>> BEGIN Extracted information
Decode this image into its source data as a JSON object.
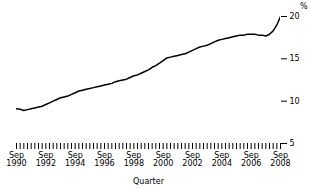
{
  "chart_data": {
    "type": "line",
    "xlabel": "Quarter",
    "ylabel": "%",
    "categories": [
      "Sep\n1990",
      null,
      null,
      null,
      null,
      null,
      null,
      null,
      "Sep\n1992",
      null,
      null,
      null,
      null,
      null,
      null,
      null,
      "Sep\n1994",
      null,
      null,
      null,
      null,
      null,
      null,
      null,
      "Sep\n1996",
      null,
      null,
      null,
      null,
      null,
      null,
      null,
      "Sep\n1998",
      null,
      null,
      null,
      null,
      null,
      null,
      null,
      "Sep\n2000",
      null,
      null,
      null,
      null,
      null,
      null,
      null,
      "Sep\n2002",
      null,
      null,
      null,
      null,
      null,
      null,
      null,
      "Sep\n2004",
      null,
      null,
      null,
      null,
      null,
      null,
      null,
      "Sep\n2006",
      null,
      null,
      null,
      null,
      null,
      null,
      null,
      "Sep\n2008"
    ],
    "values": [
      9.1,
      9.05,
      8.9,
      9.0,
      9.1,
      9.2,
      9.3,
      9.4,
      9.6,
      9.8,
      10.0,
      10.2,
      10.4,
      10.5,
      10.6,
      10.8,
      11.0,
      11.2,
      11.3,
      11.4,
      11.5,
      11.6,
      11.7,
      11.8,
      11.9,
      12.0,
      12.1,
      12.3,
      12.4,
      12.5,
      12.6,
      12.8,
      13.0,
      13.1,
      13.3,
      13.5,
      13.7,
      14.0,
      14.2,
      14.5,
      14.8,
      15.1,
      15.2,
      15.3,
      15.4,
      15.5,
      15.6,
      15.8,
      16.0,
      16.2,
      16.4,
      16.5,
      16.6,
      16.8,
      17.0,
      17.2,
      17.3,
      17.4,
      17.5,
      17.6,
      17.7,
      17.8,
      17.8,
      17.9,
      17.9,
      17.9,
      17.8,
      17.8,
      17.7,
      17.9,
      18.3,
      19.0,
      20.0
    ],
    "color": "#000000",
    "ylim": [
      5,
      20
    ],
    "yticks": [
      5,
      10,
      15,
      20
    ],
    "grid": false
  }
}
>> END Extracted information
◆ Set problem ◆
Retype the entries word for word. Omit any images.

◆ Exercise solution ◆
Decode this image into its source data as a JSON object.
{
  "chart_data": {
    "type": "line",
    "xlabel": "Quarter",
    "ylabel": "%",
    "categories": [
      "Sep\n1990",
      null,
      null,
      null,
      null,
      null,
      null,
      null,
      "Sep\n1992",
      null,
      null,
      null,
      null,
      null,
      null,
      null,
      "Sep\n1994",
      null,
      null,
      null,
      null,
      null,
      null,
      null,
      "Sep\n1996",
      null,
      null,
      null,
      null,
      null,
      null,
      null,
      "Sep\n1998",
      null,
      null,
      null,
      null,
      null,
      null,
      null,
      "Sep\n2000",
      null,
      null,
      null,
      null,
      null,
      null,
      null,
      "Sep\n2002",
      null,
      null,
      null,
      null,
      null,
      null,
      null,
      "Sep\n2004",
      null,
      null,
      null,
      null,
      null,
      null,
      null,
      "Sep\n2006",
      null,
      null,
      null,
      null,
      null,
      null,
      null,
      "Sep\n2008"
    ],
    "values": [
      9.1,
      9.05,
      8.9,
      9.0,
      9.1,
      9.2,
      9.3,
      9.4,
      9.6,
      9.8,
      10.0,
      10.2,
      10.4,
      10.5,
      10.6,
      10.8,
      11.0,
      11.2,
      11.3,
      11.4,
      11.5,
      11.6,
      11.7,
      11.8,
      11.9,
      12.0,
      12.1,
      12.3,
      12.4,
      12.5,
      12.6,
      12.8,
      13.0,
      13.1,
      13.3,
      13.5,
      13.7,
      14.0,
      14.2,
      14.5,
      14.8,
      15.1,
      15.2,
      15.3,
      15.4,
      15.5,
      15.6,
      15.8,
      16.0,
      16.2,
      16.4,
      16.5,
      16.6,
      16.8,
      17.0,
      17.2,
      17.3,
      17.4,
      17.5,
      17.6,
      17.7,
      17.8,
      17.8,
      17.9,
      17.9,
      17.9,
      17.8,
      17.8,
      17.7,
      17.9,
      18.3,
      19.0,
      20.0
    ],
    "color": "#000000",
    "ylim": [
      5,
      20
    ],
    "yticks": [
      5,
      10,
      15,
      20
    ],
    "grid": false
  }
}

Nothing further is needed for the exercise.